- _EXTRACTED INFORMATION_:
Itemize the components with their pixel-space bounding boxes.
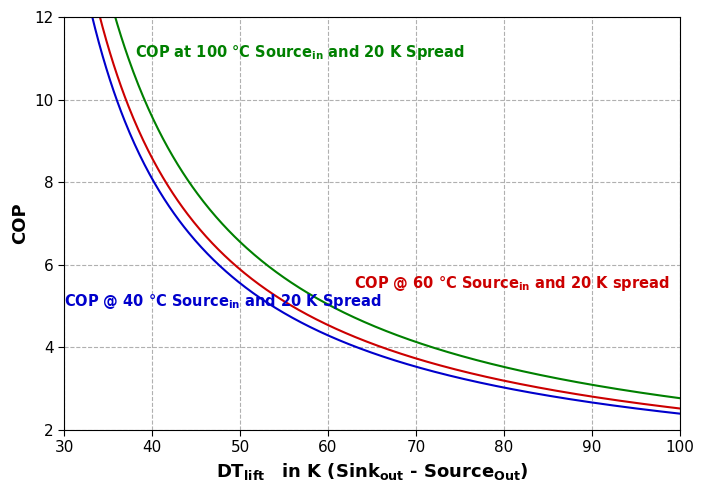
X-axis label: $\mathbf{DT}_{\mathbf{lift}}$$\;$  in K (Sink$_{\mathbf{out}}$ - Source$_{\mathb: $\mathbf{DT}_{\mathbf{lift}}$$\;$ in K (… — [216, 461, 528, 482]
Text: COP at 100 °C Source$_{\mathbf{in}}$ and 20 K Spread: COP at 100 °C Source$_{\mathbf{in}}$ and… — [135, 43, 465, 62]
Y-axis label: COP: COP — [11, 203, 29, 245]
Text: COP @ 60 °C Source$_{\mathbf{in}}$ and 20 K spread: COP @ 60 °C Source$_{\mathbf{in}}$ and 2… — [354, 274, 670, 293]
Text: COP @ 40 °C Source$_{\mathbf{in}}$ and 20 K Spread: COP @ 40 °C Source$_{\mathbf{in}}$ and 2… — [64, 292, 382, 311]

- _REQUEST_: Turn the listing above into a numbered list, one entry per line, with blank lines and pictures left out.

- _RESPONSE_:
1. Itemize the components with their pixel-space bounding boxes.
2. X-axis label: $\mathbf{DT}_{\mathbf{lift}}$$\;$  in K (Sink$_{\mathbf{out}}$ - Source$_{\mathb: $\mathbf{DT}_{\mathbf{lift}}$$\;$ in K (… — [216, 461, 528, 482]
3. Text: COP at 100 °C Source$_{\mathbf{in}}$ and 20 K Spread: COP at 100 °C Source$_{\mathbf{in}}$ and… — [135, 43, 465, 62]
4. Y-axis label: COP: COP — [11, 203, 29, 245]
5. Text: COP @ 60 °C Source$_{\mathbf{in}}$ and 20 K spread: COP @ 60 °C Source$_{\mathbf{in}}$ and 2… — [354, 274, 670, 293]
6. Text: COP @ 40 °C Source$_{\mathbf{in}}$ and 20 K Spread: COP @ 40 °C Source$_{\mathbf{in}}$ and 2… — [64, 292, 382, 311]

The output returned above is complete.